* _WRITTEN TASK_: Show every line in the entries below where the word "linear" appears.

--- START OF THE INPUT ---

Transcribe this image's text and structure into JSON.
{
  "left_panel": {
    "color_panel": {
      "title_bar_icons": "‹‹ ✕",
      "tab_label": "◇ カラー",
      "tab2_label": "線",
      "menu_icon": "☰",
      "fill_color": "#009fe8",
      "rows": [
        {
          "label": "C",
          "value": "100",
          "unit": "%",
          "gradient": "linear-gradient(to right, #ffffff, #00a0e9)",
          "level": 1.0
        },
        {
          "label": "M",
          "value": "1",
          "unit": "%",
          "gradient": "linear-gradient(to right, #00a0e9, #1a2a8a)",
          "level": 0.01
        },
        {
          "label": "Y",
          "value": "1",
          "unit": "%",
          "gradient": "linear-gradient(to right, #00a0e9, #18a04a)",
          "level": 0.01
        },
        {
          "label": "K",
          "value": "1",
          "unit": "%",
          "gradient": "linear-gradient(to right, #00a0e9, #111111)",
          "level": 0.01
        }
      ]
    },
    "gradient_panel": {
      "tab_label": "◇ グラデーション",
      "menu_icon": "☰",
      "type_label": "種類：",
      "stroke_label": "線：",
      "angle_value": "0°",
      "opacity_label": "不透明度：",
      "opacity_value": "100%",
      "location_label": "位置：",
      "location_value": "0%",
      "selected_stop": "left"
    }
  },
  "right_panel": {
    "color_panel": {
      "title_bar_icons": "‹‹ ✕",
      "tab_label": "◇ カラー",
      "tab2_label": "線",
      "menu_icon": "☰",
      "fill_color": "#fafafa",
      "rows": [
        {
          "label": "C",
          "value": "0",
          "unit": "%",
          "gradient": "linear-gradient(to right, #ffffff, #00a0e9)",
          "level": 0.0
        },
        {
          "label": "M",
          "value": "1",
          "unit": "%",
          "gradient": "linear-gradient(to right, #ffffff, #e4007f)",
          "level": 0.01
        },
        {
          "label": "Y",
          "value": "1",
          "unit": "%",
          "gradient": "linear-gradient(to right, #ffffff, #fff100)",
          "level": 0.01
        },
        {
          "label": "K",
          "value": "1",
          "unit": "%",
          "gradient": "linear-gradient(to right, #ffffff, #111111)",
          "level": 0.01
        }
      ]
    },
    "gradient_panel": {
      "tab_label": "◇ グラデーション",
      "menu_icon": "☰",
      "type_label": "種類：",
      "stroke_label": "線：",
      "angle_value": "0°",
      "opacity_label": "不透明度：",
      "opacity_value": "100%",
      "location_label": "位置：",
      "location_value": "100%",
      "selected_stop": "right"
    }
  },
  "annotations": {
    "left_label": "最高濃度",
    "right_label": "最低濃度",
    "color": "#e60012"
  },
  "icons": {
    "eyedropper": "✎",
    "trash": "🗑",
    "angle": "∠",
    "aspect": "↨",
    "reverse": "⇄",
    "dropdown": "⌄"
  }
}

--- END OF THE INPUT ---

* _COMPLETE ANSWER_:
          "gradient": "linear-gradient(to right, #ffffff, #00a0e9)",
          "gradient": "linear-gradient(to right, #00a0e9, #1a2a8a)",
          "gradient": "linear-gradient(to right, #00a0e9, #18a04a)",
          "gradient": "linear-gradient(to right, #00a0e9, #111111)",
          "gradient": "linear-gradient(to right, #ffffff, #00a0e9)",
          "gradient": "linear-gradient(to right, #ffffff, #e4007f)",
          "gradient": "linear-gradient(to right, #ffffff, #fff100)",
          "gradient": "linear-gradient(to right, #ffffff, #111111)",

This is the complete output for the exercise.